**Article**:
Capitalised terms used but not defined in this announcement have the meanings given to them in the Scheme Document.
Bidco announces the following in relation to the Conditions: (i) in respect of the China Antitrust Clearance, on 27 September 2024, SAMR issued a decision under Article 30 of the China AML to not conduct further review of the Acquisition; (ii) in respect of the EU Antitrust Clearance, on 27 September 2024, the European Commission approved the Acquisition by declaring it compatible with the internal market in application of Article 6(1)(b) of the European Commission Merger Regulation; and (iii) in respect of the UK Antitrust Clearance, on 5 September 2024, the CMA confirmed that, in response to a briefing paper submitted by Bidco, it required no further information at that stage.
Accordingly, Conditions 3.1, 3.2 and 3.5 are satisfied. Completion of the Acquisition remains subject to the satisfaction (or, where applicable, waiver) of the outstanding Conditions, which are set out in Part III (Conditions to and Further Terms of the Acquisition and the Scheme) of the Scheme Document. These include, amongst other things, the receipt or waiver of the Swiss Antitrust Clearance and the Turkish Antitrust Clearance, the receipt or approval of the change in control of certain regulated entities within the HL Group by the FCA (or it otherwise being regarded under FSMA as having approved the same) and the Court sanctioning the Scheme at the Sanction Hearing.

**Dataset excerpt**:
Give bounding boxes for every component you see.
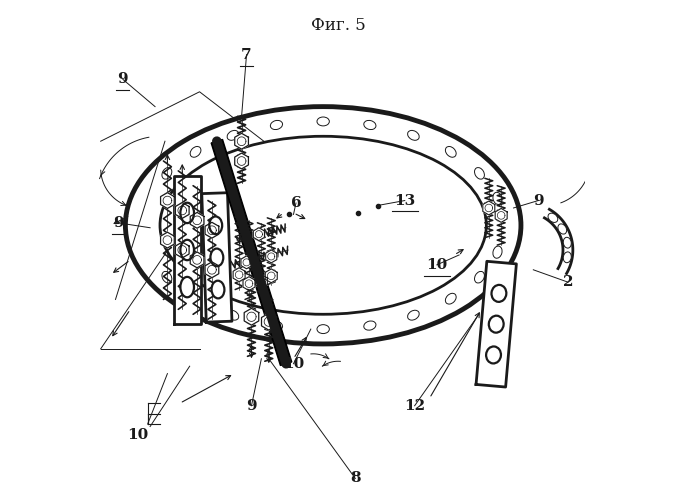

**Written task 1**:
Retype the announcement from "Capitalised terms used" to "at that stage.".
**Written task 2**:
According to the announcement, why are Conditions 3.1, 3.2 and 3.5 now satisfied? Answer in one to three sentences.
Rely only on the announcement and not on the material.

**Full answer 1**:
Capitalised terms used but not defined in this announcement have the meanings given to them in the Scheme Document.
Bidco announces the following in relation to the Conditions: (i) in respect of the China Antitrust Clearance, on 27 September 2024, SAMR issued a decision under Article 30 of the China AML to not conduct further review of the Acquisition; (ii) in respect of the EU Antitrust Clearance, on 27 September 2024, the European Commission approved the Acquisition by declaring it compatible with the internal market in application of Article 6(1)(b) of the European Commission Merger Regulation; and (iii) in respect of the UK Antitrust Clearance, on 5 September 2024, the CMA confirmed that, in response to a briefing paper submitted by Bidco, it required no further information at that stage.

**Full answer 2**:
They are satisfied because of what Bidco reports about the China, EU and UK antitrust clearances. On 27 September 2024, SAMR decided not to conduct further review of the Acquisition, and the European Commission declared it compatible with the internal market. On 5 September 2024, the CMA confirmed that it required no further information at that stage.